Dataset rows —
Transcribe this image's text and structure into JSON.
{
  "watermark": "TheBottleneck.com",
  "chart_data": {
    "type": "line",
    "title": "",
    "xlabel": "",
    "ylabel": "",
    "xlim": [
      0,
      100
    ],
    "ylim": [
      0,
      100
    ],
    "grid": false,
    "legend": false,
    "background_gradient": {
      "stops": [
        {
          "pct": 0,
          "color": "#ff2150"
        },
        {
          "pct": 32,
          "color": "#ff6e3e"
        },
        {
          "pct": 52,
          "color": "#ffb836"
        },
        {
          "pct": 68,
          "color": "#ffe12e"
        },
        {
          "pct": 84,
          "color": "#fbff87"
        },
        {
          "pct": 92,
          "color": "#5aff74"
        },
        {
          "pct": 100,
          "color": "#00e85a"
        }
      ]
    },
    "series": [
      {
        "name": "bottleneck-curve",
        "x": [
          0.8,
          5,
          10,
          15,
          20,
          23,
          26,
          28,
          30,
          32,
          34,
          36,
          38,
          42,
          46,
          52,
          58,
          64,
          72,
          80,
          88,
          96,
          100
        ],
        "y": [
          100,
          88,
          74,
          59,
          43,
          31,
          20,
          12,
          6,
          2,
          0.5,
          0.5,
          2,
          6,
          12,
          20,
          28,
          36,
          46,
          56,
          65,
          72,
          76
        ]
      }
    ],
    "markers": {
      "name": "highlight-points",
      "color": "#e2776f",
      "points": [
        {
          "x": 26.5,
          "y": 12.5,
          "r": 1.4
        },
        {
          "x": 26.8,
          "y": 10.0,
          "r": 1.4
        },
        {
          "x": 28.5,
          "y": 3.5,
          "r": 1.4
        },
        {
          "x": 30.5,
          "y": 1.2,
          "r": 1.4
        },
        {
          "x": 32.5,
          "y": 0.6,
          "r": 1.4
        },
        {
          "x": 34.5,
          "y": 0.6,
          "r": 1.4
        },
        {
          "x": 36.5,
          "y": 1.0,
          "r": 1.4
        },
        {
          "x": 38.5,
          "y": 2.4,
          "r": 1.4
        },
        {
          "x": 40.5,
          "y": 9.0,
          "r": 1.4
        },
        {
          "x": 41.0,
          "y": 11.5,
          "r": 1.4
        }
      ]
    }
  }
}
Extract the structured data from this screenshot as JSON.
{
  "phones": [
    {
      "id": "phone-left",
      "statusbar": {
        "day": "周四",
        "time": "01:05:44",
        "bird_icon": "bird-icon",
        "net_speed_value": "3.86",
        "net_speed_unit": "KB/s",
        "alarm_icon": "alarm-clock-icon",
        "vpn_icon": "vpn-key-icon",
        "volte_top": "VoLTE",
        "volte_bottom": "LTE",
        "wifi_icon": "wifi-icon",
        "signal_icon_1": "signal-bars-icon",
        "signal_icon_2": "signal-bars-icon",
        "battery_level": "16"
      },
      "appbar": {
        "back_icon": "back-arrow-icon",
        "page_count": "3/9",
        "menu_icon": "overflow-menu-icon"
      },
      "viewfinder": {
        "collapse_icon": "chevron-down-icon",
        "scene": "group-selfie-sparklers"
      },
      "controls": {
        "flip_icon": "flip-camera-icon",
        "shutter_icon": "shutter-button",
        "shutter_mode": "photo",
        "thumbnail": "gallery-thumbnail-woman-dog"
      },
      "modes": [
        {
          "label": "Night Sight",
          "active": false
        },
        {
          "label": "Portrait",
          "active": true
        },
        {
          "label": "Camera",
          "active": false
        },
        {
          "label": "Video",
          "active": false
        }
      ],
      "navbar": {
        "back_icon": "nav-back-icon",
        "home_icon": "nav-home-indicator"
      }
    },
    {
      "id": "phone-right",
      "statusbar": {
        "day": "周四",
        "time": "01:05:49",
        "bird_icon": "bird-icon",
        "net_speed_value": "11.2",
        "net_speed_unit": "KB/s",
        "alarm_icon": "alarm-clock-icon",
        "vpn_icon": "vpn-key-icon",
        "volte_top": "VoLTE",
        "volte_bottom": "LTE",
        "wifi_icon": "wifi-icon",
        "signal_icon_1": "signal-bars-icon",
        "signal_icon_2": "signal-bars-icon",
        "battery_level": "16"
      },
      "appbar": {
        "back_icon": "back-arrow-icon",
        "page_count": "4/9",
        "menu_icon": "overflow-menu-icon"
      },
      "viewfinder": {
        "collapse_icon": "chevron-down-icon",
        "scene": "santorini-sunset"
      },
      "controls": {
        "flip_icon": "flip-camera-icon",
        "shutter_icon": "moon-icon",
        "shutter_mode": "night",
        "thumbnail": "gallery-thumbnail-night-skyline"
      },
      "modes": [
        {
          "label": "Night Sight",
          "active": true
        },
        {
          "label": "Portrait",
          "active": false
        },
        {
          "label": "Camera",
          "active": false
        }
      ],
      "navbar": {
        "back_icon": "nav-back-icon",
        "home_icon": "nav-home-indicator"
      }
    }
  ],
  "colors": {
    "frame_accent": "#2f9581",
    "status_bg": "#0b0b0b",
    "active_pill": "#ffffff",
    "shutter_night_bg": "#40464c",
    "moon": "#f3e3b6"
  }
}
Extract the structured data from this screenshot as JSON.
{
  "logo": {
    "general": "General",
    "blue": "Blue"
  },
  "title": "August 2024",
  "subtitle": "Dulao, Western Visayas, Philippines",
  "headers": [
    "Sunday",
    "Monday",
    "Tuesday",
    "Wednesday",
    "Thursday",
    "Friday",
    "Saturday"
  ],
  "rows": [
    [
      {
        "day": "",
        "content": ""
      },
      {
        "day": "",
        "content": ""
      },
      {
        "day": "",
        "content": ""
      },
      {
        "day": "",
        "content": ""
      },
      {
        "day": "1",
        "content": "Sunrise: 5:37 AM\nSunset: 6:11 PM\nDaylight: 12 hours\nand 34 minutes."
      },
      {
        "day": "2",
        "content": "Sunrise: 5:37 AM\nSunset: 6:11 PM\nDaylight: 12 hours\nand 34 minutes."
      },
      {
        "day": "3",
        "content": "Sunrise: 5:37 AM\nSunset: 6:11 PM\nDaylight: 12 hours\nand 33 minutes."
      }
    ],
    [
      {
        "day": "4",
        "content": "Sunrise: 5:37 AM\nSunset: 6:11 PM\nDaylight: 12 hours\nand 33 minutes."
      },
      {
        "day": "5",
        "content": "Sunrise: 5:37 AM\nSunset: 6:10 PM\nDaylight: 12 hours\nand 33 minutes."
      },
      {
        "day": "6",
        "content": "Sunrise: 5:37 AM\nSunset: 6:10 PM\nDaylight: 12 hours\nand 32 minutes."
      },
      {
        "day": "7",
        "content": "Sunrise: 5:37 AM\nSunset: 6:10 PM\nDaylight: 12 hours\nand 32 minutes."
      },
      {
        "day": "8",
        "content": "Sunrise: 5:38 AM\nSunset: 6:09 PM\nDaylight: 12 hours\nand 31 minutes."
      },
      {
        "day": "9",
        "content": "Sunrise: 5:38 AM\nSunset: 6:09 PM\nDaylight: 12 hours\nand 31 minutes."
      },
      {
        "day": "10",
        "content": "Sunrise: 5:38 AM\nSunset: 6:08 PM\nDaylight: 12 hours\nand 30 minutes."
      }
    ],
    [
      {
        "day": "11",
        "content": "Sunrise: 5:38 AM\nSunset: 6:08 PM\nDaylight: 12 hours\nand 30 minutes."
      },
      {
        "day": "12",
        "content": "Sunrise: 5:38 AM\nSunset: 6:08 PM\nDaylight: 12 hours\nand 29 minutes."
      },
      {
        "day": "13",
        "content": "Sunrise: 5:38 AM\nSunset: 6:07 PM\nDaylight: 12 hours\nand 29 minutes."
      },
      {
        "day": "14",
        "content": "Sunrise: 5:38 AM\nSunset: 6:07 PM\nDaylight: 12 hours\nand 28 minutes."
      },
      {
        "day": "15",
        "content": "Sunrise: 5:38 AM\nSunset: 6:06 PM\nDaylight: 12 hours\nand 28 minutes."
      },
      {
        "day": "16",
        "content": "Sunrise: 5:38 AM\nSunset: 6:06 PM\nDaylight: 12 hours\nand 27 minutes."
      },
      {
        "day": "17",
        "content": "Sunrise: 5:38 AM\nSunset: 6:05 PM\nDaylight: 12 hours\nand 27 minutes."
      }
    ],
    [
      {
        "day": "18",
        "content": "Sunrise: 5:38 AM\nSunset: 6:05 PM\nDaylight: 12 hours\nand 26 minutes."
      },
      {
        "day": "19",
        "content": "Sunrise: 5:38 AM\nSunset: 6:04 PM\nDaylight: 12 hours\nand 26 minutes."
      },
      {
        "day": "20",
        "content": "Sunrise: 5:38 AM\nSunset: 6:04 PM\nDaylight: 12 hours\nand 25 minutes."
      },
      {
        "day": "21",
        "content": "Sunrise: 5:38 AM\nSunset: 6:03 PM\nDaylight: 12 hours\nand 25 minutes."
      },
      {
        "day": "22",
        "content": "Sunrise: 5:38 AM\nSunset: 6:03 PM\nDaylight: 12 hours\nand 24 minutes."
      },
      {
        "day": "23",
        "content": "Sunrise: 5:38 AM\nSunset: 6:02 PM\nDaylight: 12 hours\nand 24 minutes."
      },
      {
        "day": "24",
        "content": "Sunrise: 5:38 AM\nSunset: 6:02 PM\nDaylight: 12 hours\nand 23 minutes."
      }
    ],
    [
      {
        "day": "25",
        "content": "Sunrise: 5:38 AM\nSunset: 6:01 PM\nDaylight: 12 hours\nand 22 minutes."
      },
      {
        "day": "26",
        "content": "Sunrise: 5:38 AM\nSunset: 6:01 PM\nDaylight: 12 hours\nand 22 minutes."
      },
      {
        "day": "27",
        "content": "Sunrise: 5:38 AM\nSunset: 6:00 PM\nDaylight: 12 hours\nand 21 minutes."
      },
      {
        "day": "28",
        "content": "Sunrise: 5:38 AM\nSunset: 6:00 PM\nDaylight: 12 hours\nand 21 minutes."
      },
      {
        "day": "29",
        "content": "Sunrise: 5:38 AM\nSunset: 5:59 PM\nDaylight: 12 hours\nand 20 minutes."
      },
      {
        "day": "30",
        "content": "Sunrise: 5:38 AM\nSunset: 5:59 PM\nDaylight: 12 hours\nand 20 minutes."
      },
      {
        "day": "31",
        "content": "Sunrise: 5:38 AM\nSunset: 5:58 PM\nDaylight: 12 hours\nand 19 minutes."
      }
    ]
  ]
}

Required work — Extract all lines of the records above that include "gallery".

Task answer —
        "thumbnail": "gallery-thumbnail-woman-dog"
        "thumbnail": "gallery-thumbnail-night-skyline"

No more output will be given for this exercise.